INSTRUCTIONS TO FOLLOW:
Reproduce all of the material word for word.

(Extracted records)
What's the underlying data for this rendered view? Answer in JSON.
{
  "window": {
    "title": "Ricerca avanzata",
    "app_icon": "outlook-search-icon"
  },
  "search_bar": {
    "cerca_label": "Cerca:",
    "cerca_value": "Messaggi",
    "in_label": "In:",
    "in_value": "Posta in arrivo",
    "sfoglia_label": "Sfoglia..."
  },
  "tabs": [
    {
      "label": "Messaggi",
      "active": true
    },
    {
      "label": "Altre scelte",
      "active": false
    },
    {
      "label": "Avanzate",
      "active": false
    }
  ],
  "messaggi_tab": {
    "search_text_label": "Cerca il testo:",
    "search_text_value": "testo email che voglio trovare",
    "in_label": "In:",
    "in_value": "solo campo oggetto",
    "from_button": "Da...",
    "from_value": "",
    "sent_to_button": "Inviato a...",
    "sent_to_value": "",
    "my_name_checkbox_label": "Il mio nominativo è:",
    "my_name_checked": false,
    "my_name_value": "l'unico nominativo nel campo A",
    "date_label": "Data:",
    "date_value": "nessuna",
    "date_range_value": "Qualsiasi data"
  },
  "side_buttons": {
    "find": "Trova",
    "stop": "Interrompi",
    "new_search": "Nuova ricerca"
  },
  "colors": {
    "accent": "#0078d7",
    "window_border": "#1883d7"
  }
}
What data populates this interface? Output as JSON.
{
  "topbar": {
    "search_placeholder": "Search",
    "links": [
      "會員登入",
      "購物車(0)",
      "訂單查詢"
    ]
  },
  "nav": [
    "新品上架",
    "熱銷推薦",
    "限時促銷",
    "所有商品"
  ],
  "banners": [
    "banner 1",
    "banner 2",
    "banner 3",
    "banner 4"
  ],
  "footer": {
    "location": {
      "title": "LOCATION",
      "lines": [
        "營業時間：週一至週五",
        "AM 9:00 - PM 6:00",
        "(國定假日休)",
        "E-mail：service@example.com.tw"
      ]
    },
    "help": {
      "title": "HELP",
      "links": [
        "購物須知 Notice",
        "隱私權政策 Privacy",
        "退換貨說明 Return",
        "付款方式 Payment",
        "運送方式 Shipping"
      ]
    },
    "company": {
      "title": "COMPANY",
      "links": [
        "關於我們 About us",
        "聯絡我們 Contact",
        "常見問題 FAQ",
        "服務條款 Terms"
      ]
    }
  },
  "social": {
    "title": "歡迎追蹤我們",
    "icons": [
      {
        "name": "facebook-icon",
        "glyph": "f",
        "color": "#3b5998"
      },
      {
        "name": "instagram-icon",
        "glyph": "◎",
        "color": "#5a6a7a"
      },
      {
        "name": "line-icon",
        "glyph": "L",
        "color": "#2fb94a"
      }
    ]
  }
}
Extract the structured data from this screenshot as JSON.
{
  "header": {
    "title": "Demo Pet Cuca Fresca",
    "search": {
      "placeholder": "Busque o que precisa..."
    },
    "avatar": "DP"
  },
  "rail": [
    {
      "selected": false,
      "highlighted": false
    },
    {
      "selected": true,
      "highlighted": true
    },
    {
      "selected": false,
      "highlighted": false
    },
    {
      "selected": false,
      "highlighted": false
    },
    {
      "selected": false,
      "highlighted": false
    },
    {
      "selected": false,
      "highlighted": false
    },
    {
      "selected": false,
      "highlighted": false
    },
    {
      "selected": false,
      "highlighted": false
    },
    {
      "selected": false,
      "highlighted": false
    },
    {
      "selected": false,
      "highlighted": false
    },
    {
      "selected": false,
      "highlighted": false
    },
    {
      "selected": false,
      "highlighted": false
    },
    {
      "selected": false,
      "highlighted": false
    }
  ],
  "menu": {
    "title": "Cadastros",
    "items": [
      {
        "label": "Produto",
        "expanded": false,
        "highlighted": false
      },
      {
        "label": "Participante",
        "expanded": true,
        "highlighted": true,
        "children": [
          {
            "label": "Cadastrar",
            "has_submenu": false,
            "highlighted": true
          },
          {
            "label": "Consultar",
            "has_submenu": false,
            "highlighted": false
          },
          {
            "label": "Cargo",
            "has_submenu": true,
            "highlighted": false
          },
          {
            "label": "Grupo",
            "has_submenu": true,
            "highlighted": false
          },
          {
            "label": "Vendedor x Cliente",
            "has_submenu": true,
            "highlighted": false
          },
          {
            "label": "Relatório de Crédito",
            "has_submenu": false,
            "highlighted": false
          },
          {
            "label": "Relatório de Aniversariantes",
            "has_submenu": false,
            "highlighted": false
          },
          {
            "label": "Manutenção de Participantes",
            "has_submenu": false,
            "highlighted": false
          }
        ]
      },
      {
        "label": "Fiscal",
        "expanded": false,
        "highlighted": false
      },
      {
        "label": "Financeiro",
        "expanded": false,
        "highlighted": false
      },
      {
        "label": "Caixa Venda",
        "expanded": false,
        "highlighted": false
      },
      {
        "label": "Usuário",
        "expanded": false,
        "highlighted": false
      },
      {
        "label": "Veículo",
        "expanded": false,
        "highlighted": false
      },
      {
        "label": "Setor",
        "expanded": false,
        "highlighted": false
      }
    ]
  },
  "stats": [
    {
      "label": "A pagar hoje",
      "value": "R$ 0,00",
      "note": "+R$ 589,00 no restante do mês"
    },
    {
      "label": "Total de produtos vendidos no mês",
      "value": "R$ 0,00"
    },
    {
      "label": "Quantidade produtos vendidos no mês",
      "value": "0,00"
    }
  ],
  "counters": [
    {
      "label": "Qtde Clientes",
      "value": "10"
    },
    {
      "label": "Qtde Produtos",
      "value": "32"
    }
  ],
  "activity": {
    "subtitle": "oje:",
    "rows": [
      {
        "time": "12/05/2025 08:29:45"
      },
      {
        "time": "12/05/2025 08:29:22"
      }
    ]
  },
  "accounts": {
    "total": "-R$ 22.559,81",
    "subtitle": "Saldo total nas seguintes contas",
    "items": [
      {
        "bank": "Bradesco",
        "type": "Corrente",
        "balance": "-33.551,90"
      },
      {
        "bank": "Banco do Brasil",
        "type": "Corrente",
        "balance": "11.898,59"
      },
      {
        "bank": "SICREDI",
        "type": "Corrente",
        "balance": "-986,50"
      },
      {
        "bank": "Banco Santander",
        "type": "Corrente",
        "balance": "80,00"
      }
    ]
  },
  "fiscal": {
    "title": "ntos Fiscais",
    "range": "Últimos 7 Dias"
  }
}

WRITTEN SOLUTION:
What's the underlying data for this rendered view? Answer in JSON.
{
  "window": {
    "title": "Ricerca avanzata",
    "app_icon": "outlook-search-icon"
  },
  "search_bar": {
    "cerca_label": "Cerca:",
    "cerca_value": "Messaggi",
    "in_label": "In:",
    "in_value": "Posta in arrivo",
    "sfoglia_label": "Sfoglia..."
  },
  "tabs": [
    {
      "label": "Messaggi",
      "active": true
    },
    {
      "label": "Altre scelte",
      "active": false
    },
    {
      "label": "Avanzate",
      "active": false
    }
  ],
  "messaggi_tab": {
    "search_text_label": "Cerca il testo:",
    "search_text_value": "testo email che voglio trovare",
    "in_label": "In:",
    "in_value": "solo campo oggetto",
    "from_button": "Da...",
    "from_value": "",
    "sent_to_button": "Inviato a...",
    "sent_to_value": "",
    "my_name_checkbox_label": "Il mio nominativo è:",
    "my_name_checked": false,
    "my_name_value": "l'unico nominativo nel campo A",
    "date_label": "Data:",
    "date_value": "nessuna",
    "date_range_value": "Qualsiasi data"
  },
  "side_buttons": {
    "find": "Trova",
    "stop": "Interrompi",
    "new_search": "Nuova ricerca"
  },
  "colors": {
    "accent": "#0078d7",
    "window_border": "#1883d7"
  }
}
What data populates this interface? Output as JSON.
{
  "topbar": {
    "search_placeholder": "Search",
    "links": [
      "會員登入",
      "購物車(0)",
      "訂單查詢"
    ]
  },
  "nav": [
    "新品上架",
    "熱銷推薦",
    "限時促銷",
    "所有商品"
  ],
  "banners": [
    "banner 1",
    "banner 2",
    "banner 3",
    "banner 4"
  ],
  "footer": {
    "location": {
      "title": "LOCATION",
      "lines": [
        "營業時間：週一至週五",
        "AM 9:00 - PM 6:00",
        "(國定假日休)",
        "E-mail：service@example.com.tw"
      ]
    },
    "help": {
      "title": "HELP",
      "links": [
        "購物須知 Notice",
        "隱私權政策 Privacy",
        "退換貨說明 Return",
        "付款方式 Payment",
        "運送方式 Shipping"
      ]
    },
    "company": {
      "title": "COMPANY",
      "links": [
        "關於我們 About us",
        "聯絡我們 Contact",
        "常見問題 FAQ",
        "服務條款 Terms"
      ]
    }
  },
  "social": {
    "title": "歡迎追蹤我們",
    "icons": [
      {
        "name": "facebook-icon",
        "glyph": "f",
        "color": "#3b5998"
      },
      {
        "name": "instagram-icon",
        "glyph": "◎",
        "color": "#5a6a7a"
      },
      {
        "name": "line-icon",
        "glyph": "L",
        "color": "#2fb94a"
      }
    ]
  }
}
Extract the structured data from this screenshot as JSON.
{
  "header": {
    "title": "Demo Pet Cuca Fresca",
    "search": {
      "placeholder": "Busque o que precisa..."
    },
    "avatar": "DP"
  },
  "rail": [
    {
      "selected": false,
      "highlighted": false
    },
    {
      "selected": true,
      "highlighted": true
    },
    {
      "selected": false,
      "highlighted": false
    },
    {
      "selected": false,
      "highlighted": false
    },
    {
      "selected": false,
      "highlighted": false
    },
    {
      "selected": false,
      "highlighted": false
    },
    {
      "selected": false,
      "highlighted": false
    },
    {
      "selected": false,
      "highlighted": false
    },
    {
      "selected": false,
      "highlighted": false
    },
    {
      "selected": false,
      "highlighted": false
    },
    {
      "selected": false,
      "highlighted": false
    },
    {
      "selected": false,
      "highlighted": false
    },
    {
      "selected": false,
      "highlighted": false
    }
  ],
  "menu": {
    "title": "Cadastros",
    "items": [
      {
        "label": "Produto",
        "expanded": false,
        "highlighted": false
      },
      {
        "label": "Participante",
        "expanded": true,
        "highlighted": true,
        "children": [
          {
            "label": "Cadastrar",
            "has_submenu": false,
            "highlighted": true
          },
          {
            "label": "Consultar",
            "has_submenu": false,
            "highlighted": false
          },
          {
            "label": "Cargo",
            "has_submenu": true,
            "highlighted": false
          },
          {
            "label": "Grupo",
            "has_submenu": true,
            "highlighted": false
          },
          {
            "label": "Vendedor x Cliente",
            "has_submenu": true,
            "highlighted": false
          },
          {
            "label": "Relatório de Crédito",
            "has_submenu": false,
            "highlighted": false
          },
          {
            "label": "Relatório de Aniversariantes",
            "has_submenu": false,
            "highlighted": false
          },
          {
            "label": "Manutenção de Participantes",
            "has_submenu": false,
            "highlighted": false
          }
        ]
      },
      {
        "label": "Fiscal",
        "expanded": false,
        "highlighted": false
      },
      {
        "label": "Financeiro",
        "expanded": false,
        "highlighted": false
      },
      {
        "label": "Caixa Venda",
        "expanded": false,
        "highlighted": false
      },
      {
        "label": "Usuário",
        "expanded": false,
        "highlighted": false
      },
      {
        "label": "Veículo",
        "expanded": false,
        "highlighted": false
      },
      {
        "label": "Setor",
        "expanded": false,
        "highlighted": false
      }
    ]
  },
  "stats": [
    {
      "label": "A pagar hoje",
      "value": "R$ 0,00",
      "note": "+R$ 589,00 no restante do mês"
    },
    {
      "label": "Total de produtos vendidos no mês",
      "value": "R$ 0,00"
    },
    {
      "label": "Quantidade produtos vendidos no mês",
      "value": "0,00"
    }
  ],
  "counters": [
    {
      "label": "Qtde Clientes",
      "value": "10"
    },
    {
      "label": "Qtde Produtos",
      "value": "32"
    }
  ],
  "activity": {
    "subtitle": "oje:",
    "rows": [
      {
        "time": "12/05/2025 08:29:45"
      },
      {
        "time": "12/05/2025 08:29:22"
      }
    ]
  },
  "accounts": {
    "total": "-R$ 22.559,81",
    "subtitle": "Saldo total nas seguintes contas",
    "items": [
      {
        "bank": "Bradesco",
        "type": "Corrente",
        "balance": "-33.551,90"
      },
      {
        "bank": "Banco do Brasil",
        "type": "Corrente",
        "balance": "11.898,59"
      },
      {
        "bank": "SICREDI",
        "type": "Corrente",
        "balance": "-986,50"
      },
      {
        "bank": "Banco Santander",
        "type": "Corrente",
        "balance": "80,00"
      }
    ]
  },
  "fiscal": {
    "title": "ntos Fiscais",
    "range": "Últimos 7 Dias"
  }
}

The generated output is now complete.